Directive: The records below must be transcribed exactly. Do not include the pictures.

****************************************

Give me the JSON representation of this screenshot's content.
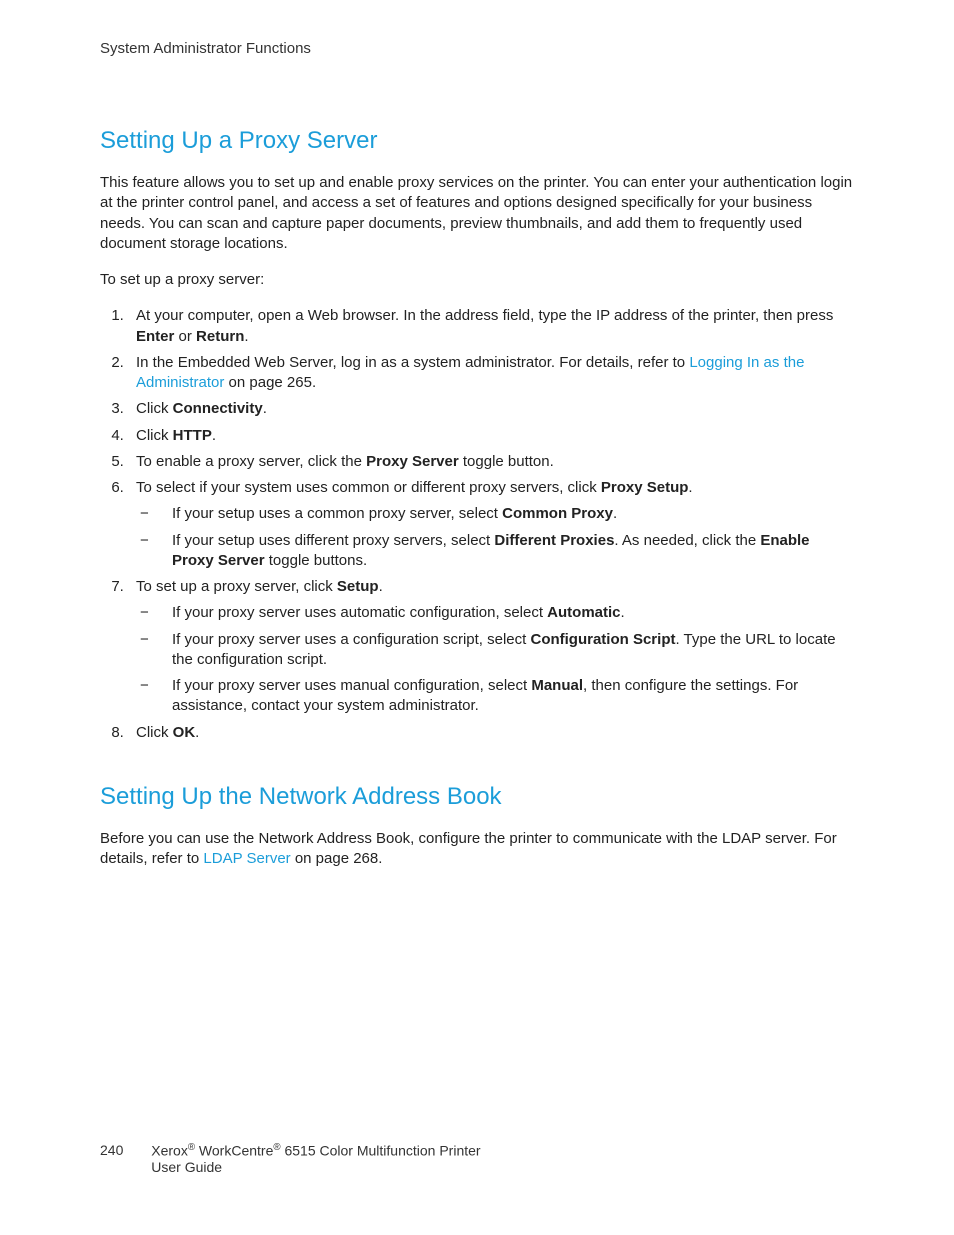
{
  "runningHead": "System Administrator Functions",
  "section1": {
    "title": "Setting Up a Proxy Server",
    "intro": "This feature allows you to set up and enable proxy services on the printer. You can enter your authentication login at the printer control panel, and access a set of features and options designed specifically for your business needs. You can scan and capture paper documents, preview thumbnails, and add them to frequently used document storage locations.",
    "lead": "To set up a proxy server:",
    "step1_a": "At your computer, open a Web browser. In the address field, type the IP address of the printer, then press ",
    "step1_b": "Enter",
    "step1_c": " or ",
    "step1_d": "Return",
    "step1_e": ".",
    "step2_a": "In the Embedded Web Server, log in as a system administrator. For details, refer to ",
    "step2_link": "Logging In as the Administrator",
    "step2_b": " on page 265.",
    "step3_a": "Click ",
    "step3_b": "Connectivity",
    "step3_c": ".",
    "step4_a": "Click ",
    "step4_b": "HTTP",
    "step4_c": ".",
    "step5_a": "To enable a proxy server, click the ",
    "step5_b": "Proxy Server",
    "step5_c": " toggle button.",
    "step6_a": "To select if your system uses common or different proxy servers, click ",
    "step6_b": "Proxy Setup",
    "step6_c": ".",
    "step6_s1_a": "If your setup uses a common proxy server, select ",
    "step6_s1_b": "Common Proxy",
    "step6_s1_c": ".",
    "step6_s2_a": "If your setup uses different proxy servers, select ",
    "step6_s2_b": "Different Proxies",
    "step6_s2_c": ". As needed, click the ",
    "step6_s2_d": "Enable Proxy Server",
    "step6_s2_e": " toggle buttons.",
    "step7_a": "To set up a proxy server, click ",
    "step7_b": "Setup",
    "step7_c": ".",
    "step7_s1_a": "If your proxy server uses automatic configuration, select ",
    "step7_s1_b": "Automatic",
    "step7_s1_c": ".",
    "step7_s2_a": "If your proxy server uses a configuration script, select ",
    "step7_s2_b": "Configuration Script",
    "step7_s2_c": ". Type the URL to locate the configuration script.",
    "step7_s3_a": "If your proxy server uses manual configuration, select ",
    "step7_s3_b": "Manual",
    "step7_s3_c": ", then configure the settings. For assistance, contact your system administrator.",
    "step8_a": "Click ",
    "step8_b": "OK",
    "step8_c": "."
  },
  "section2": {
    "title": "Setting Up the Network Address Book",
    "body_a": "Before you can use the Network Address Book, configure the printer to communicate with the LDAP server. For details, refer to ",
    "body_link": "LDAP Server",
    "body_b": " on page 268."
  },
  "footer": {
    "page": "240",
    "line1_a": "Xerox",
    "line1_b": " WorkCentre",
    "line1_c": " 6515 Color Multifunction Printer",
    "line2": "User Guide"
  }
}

****************************************

Worked solution:
Give me the JSON representation of this screenshot's content.
{
  "runningHead": "System Administrator Functions",
  "section1": {
    "title": "Setting Up a Proxy Server",
    "intro": "This feature allows you to set up and enable proxy services on the printer. You can enter your authentication login at the printer control panel, and access a set of features and options designed specifically for your business needs. You can scan and capture paper documents, preview thumbnails, and add them to frequently used document storage locations.",
    "lead": "To set up a proxy server:",
    "step1_a": "At your computer, open a Web browser. In the address field, type the IP address of the printer, then press ",
    "step1_b": "Enter",
    "step1_c": " or ",
    "step1_d": "Return",
    "step1_e": ".",
    "step2_a": "In the Embedded Web Server, log in as a system administrator. For details, refer to ",
    "step2_link": "Logging In as the Administrator",
    "step2_b": " on page 265.",
    "step3_a": "Click ",
    "step3_b": "Connectivity",
    "step3_c": ".",
    "step4_a": "Click ",
    "step4_b": "HTTP",
    "step4_c": ".",
    "step5_a": "To enable a proxy server, click the ",
    "step5_b": "Proxy Server",
    "step5_c": " toggle button.",
    "step6_a": "To select if your system uses common or different proxy servers, click ",
    "step6_b": "Proxy Setup",
    "step6_c": ".",
    "step6_s1_a": "If your setup uses a common proxy server, select ",
    "step6_s1_b": "Common Proxy",
    "step6_s1_c": ".",
    "step6_s2_a": "If your setup uses different proxy servers, select ",
    "step6_s2_b": "Different Proxies",
    "step6_s2_c": ". As needed, click the ",
    "step6_s2_d": "Enable Proxy Server",
    "step6_s2_e": " toggle buttons.",
    "step7_a": "To set up a proxy server, click ",
    "step7_b": "Setup",
    "step7_c": ".",
    "step7_s1_a": "If your proxy server uses automatic configuration, select ",
    "step7_s1_b": "Automatic",
    "step7_s1_c": ".",
    "step7_s2_a": "If your proxy server uses a configuration script, select ",
    "step7_s2_b": "Configuration Script",
    "step7_s2_c": ". Type the URL to locate the configuration script.",
    "step7_s3_a": "If your proxy server uses manual configuration, select ",
    "step7_s3_b": "Manual",
    "step7_s3_c": ", then configure the settings. For assistance, contact your system administrator.",
    "step8_a": "Click ",
    "step8_b": "OK",
    "step8_c": "."
  },
  "section2": {
    "title": "Setting Up the Network Address Book",
    "body_a": "Before you can use the Network Address Book, configure the printer to communicate with the LDAP server. For details, refer to ",
    "body_link": "LDAP Server",
    "body_b": " on page 268."
  },
  "footer": {
    "page": "240",
    "line1_a": "Xerox",
    "line1_b": " WorkCentre",
    "line1_c": " 6515 Color Multifunction Printer",
    "line2": "User Guide"
  }
}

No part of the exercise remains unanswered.